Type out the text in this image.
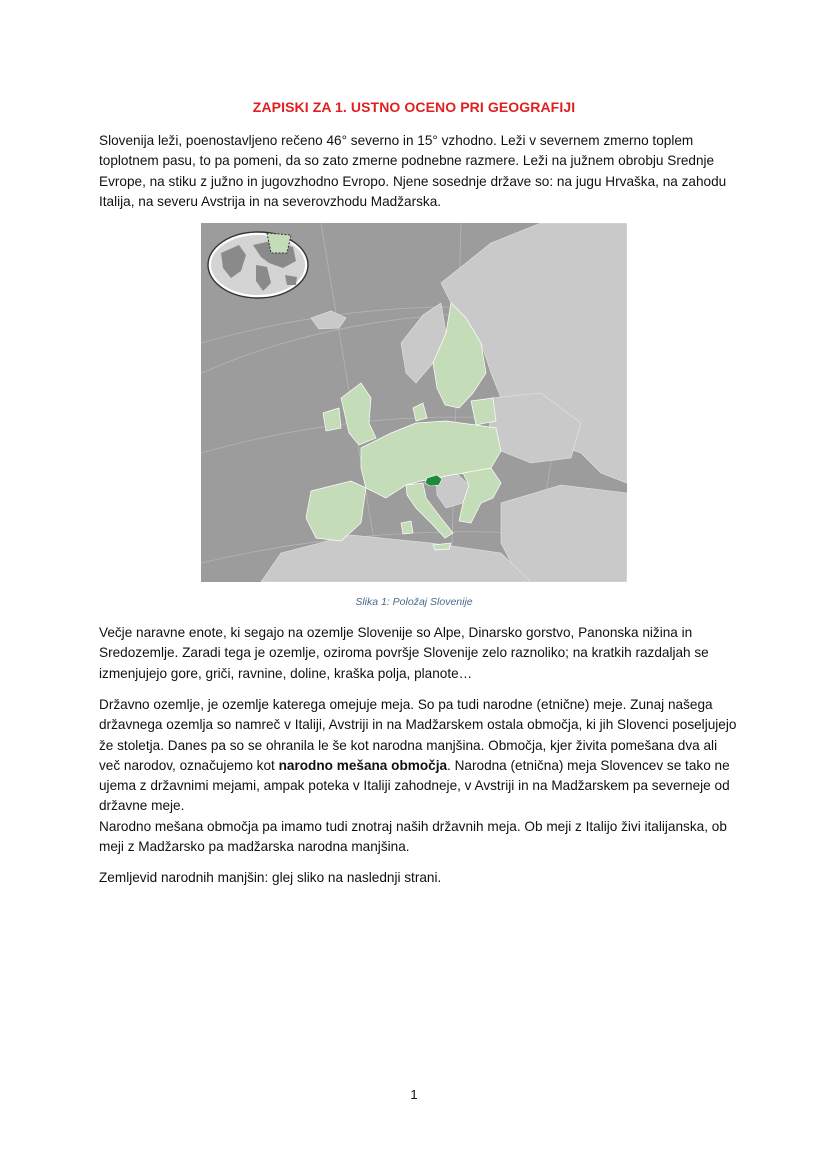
ZAPISKI ZA 1. USTNO OCENO PRI GEOGRAFIJI

Slovenija leži, poenostavljeno rečeno 46° severno in 15° vzhodno. Leži v severnem zmerno toplem toplotnem pasu, to pa pomeni, da so zato zmerne podnebne razmere. Leži na južnem obrobju Srednje Evrope, na stiku z južno in jugovzhodno Evropo. Njene sosednje države so: na jugu Hrvaška, na zahodu Italija, na severu Avstrija in na severovzhodu Madžarska.

Slika 1: Položaj Slovenije

Večje naravne enote, ki segajo na ozemlje Slovenije so Alpe, Dinarsko gorstvo, Panonska nižina in Sredozemlje. Zaradi tega je ozemlje, oziroma površje Slovenije zelo raznoliko; na kratkih razdaljah se izmenjujejo gore, griči, ravnine, doline, kraška polja, planote…

Državno ozemlje, je ozemlje katerega omejuje meja. So pa tudi narodne (etnične) meje. Zunaj našega državnega ozemlja so namreč v Italiji, Avstriji in na Madžarskem ostala območja, ki jih Slovenci poseljujejo že stoletja. Danes pa so se ohranila le še kot narodna manjšina. Območja, kjer živita pomešana dva ali več narodov, označujemo kot narodno mešana območja. Narodna (etnična) meja Slovencev se tako ne ujema z državnimi mejami, ampak poteka v Italiji zahodneje, v Avstriji in na Madžarskem pa severneje od državne meje.
Narodno mešana območja pa imamo tudi znotraj naših državnih meja. Ob meji z Italijo živi italijanska, ob meji z Madžarsko pa madžarska narodna manjšina.

Zemljevid narodnih manjšin: glej sliko na naslednji strani.

1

| SET TASK |
Copy every line that contains the string "mešana".

| SOLVED EXERCISE |
Državno ozemlje, je ozemlje katerega omejuje meja. So pa tudi narodne (etnične) meje. Zunaj našega državnega ozemlja so namreč v Italiji, Avstriji in na Madžarskem ostala območja, ki jih Slovenci poseljujejo že stoletja. Danes pa so se ohranila le še kot narodna manjšina. Območja, kjer živita pomešana dva ali več narodov, označujemo kot narodno mešana območja. Narodna (etnična) meja Slovencev se tako ne ujema z državnimi mejami, ampak poteka v Italiji zahodneje, v Avstriji in na Madžarskem pa severneje od državne meje.
Narodno mešana območja pa imamo tudi znotraj naših državnih meja. Ob meji z Italijo živi italijanska, ob meji z Madžarsko pa madžarska narodna manjšina.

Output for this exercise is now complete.